▶ **What you need to do**
Each entry below should be written out exactly as it is, with no pictures.

____ Data

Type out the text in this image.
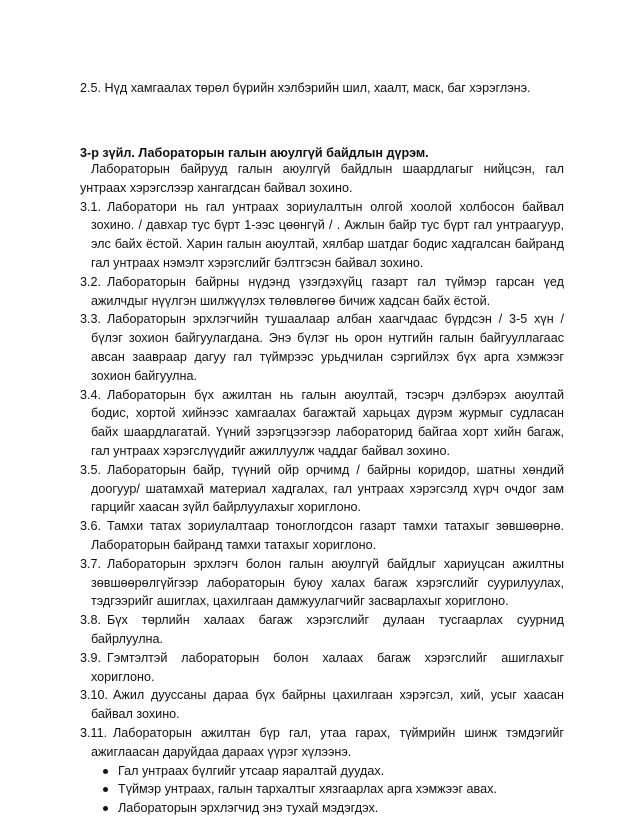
2.5. Нүд хамгаалах төрөл бүрийн хэлбэрийн шил, хаалт, маск, баг хэрэглэнэ.
3-р зүйл. Лабораторын галын аюулгүй байдлын дүрэм.

Лабораторын байрууд галын аюулгүй байдлын шаардлагыг нийцсэн, гал унтраах хэрэгслээр хангагдсан байвал зохино.

3.1. Лаборатори нь гал унтраах зориулалтын олгой хоолой холбосон байвал зохино. / давхар тус бүрт 1-ээс цөөнгүй / . Ажлын байр тус бүрт гал унтраагуур, элс байх ёстой. Харин галын аюултай, хялбар шатдаг бодис хадгалсан байранд гал унтраах нэмэлт хэрэгслийг бэлтгэсэн байвал зохино.
3.2. Лабораторын байрны нүдэнд үзэгдэхүйц газарт гал түймэр гарсан үед ажилчдыг нүүлгэн шилжүүлэх төлөвлөгөө бичиж хадсан байх ёстой.
3.3. Лабораторын эрхлэгчийн тушаалаар албан хаагчдаас бүрдсэн / 3-5 хүн / бүлэг зохион байгуулагдана. Энэ бүлэг нь орон нутгийн галын байгууллагаас авсан заавраар дагуу гал түймрээс урьдчилан сэргийлэх бүх арга хэмжээг зохион байгуулна.
3.4. Лабораторын бүх ажилтан нь галын аюултай, тэсэрч дэлбэрэх аюултай бодис, хортой хийнээс хамгаалах багажтай харьцах дүрэм журмыг судласан байх шаардлагатай. Үүний зэрэгцээгээр лабораторид байгаа хорт хийн багаж, гал унтраах хэрэгслүүдийг ажиллуулж чаддаг байвал зохино.
3.5. Лабораторын байр, түүний ойр орчимд / байрны коридор, шатны хөндий доогуур/ шатамхай материал хадгалах, гал унтраах хэрэгсэлд хүрч очдог зам гарцийг хаасан зүйл байрлуулахыг хориглоно.
3.6. Тамхи татах зориулалтаар тоноглогдсон газарт тамхи татахыг зөвшөөрнө. Лабораторын байранд тамхи татахыг хориглоно.
3.7. Лабораторын эрхлэгч болон галын аюулгүй байдлыг хариуцсан ажилтны зөвшөөрөлгүйгээр лабораторын буюу халах багаж хэрэгслийг суурилуулах, тэдгээрийг ашиглах, цахилгаан дамжуулагчийг засварлахыг хориглоно.
3.8. Бүх төрлийн халаах багаж хэрэгслийг дулаан тусгаарлах суурнид байрлуулна.
3.9. Гэмтэлтэй лабораторын болон халаах багаж хэрэгслийг ашиглахыг хориглоно.
3.10. Ажил дууссаны дараа бүх байрны цахилгаан хэрэгсэл, хий, усыг хаасан байвал зохино.
3.11. Лабораторын ажилтан бүр гал, утаа гарах, түймрийн шинж тэмдэгийг ажиглаасан даруйдаа дараах үүрэг хүлээнэ.
Гал унтраах бүлгийг утсаар яаралтай дуудах.
Түймэр унтраах, галын тархалтыг хязгаарлах арга хэмжээг авах.
Лабораторын эрхлэгчид энэ тухай мэдэгдэх.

________

▶ **Solution to this exercise**
Type out the text in this image.
2.5. Нүд хамгаалах төрөл бүрийн хэлбэрийн шил, хаалт, маск, баг хэрэглэнэ.
3-р зүйл. Лабораторын галын аюулгүй байдлын дүрэм.

Лабораторын байрууд галын аюулгүй байдлын шаардлагыг нийцсэн, гал унтраах хэрэгслээр хангагдсан байвал зохино.

3.1. Лаборатори нь гал унтраах зориулалтын олгой хоолой холбосон байвал зохино. / давхар тус бүрт 1-ээс цөөнгүй / . Ажлын байр тус бүрт гал унтраагуур, элс байх ёстой. Харин галын аюултай, хялбар шатдаг бодис хадгалсан байранд гал унтраах нэмэлт хэрэгслийг бэлтгэсэн байвал зохино.
3.2. Лабораторын байрны нүдэнд үзэгдэхүйц газарт гал түймэр гарсан үед ажилчдыг нүүлгэн шилжүүлэх төлөвлөгөө бичиж хадсан байх ёстой.
3.3. Лабораторын эрхлэгчийн тушаалаар албан хаагчдаас бүрдсэн / 3-5 хүн / бүлэг зохион байгуулагдана. Энэ бүлэг нь орон нутгийн галын байгууллагаас авсан заавраар дагуу гал түймрээс урьдчилан сэргийлэх бүх арга хэмжээг зохион байгуулна.
3.4. Лабораторын бүх ажилтан нь галын аюултай, тэсэрч дэлбэрэх аюултай бодис, хортой хийнээс хамгаалах багажтай харьцах дүрэм журмыг судласан байх шаардлагатай. Үүний зэрэгцээгээр лабораторид байгаа хорт хийн багаж, гал унтраах хэрэгслүүдийг ажиллуулж чаддаг байвал зохино.
3.5. Лабораторын байр, түүний ойр орчимд / байрны коридор, шатны хөндий доогуур/ шатамхай материал хадгалах, гал унтраах хэрэгсэлд хүрч очдог зам гарцийг хаасан зүйл байрлуулахыг хориглоно.
3.6. Тамхи татах зориулалтаар тоноглогдсон газарт тамхи татахыг зөвшөөрнө. Лабораторын байранд тамхи татахыг хориглоно.
3.7. Лабораторын эрхлэгч болон галын аюулгүй байдлыг хариуцсан ажилтны зөвшөөрөлгүйгээр лабораторын буюу халах багаж хэрэгслийг суурилуулах, тэдгээрийг ашиглах, цахилгаан дамжуулагчийг засварлахыг хориглоно.
3.8. Бүх төрлийн халаах багаж хэрэгслийг дулаан тусгаарлах суурнид байрлуулна.
3.9. Гэмтэлтэй лабораторын болон халаах багаж хэрэгслийг ашиглахыг хориглоно.
3.10. Ажил дууссаны дараа бүх байрны цахилгаан хэрэгсэл, хий, усыг хаасан байвал зохино.
3.11. Лабораторын ажилтан бүр гал, утаа гарах, түймрийн шинж тэмдэгийг ажиглаасан даруйдаа дараах үүрэг хүлээнэ.
Гал унтраах бүлгийг утсаар яаралтай дуудах.
Түймэр унтраах, галын тархалтыг хязгаарлах арга хэмжээг авах.
Лабораторын эрхлэгчид энэ тухай мэдэгдэх.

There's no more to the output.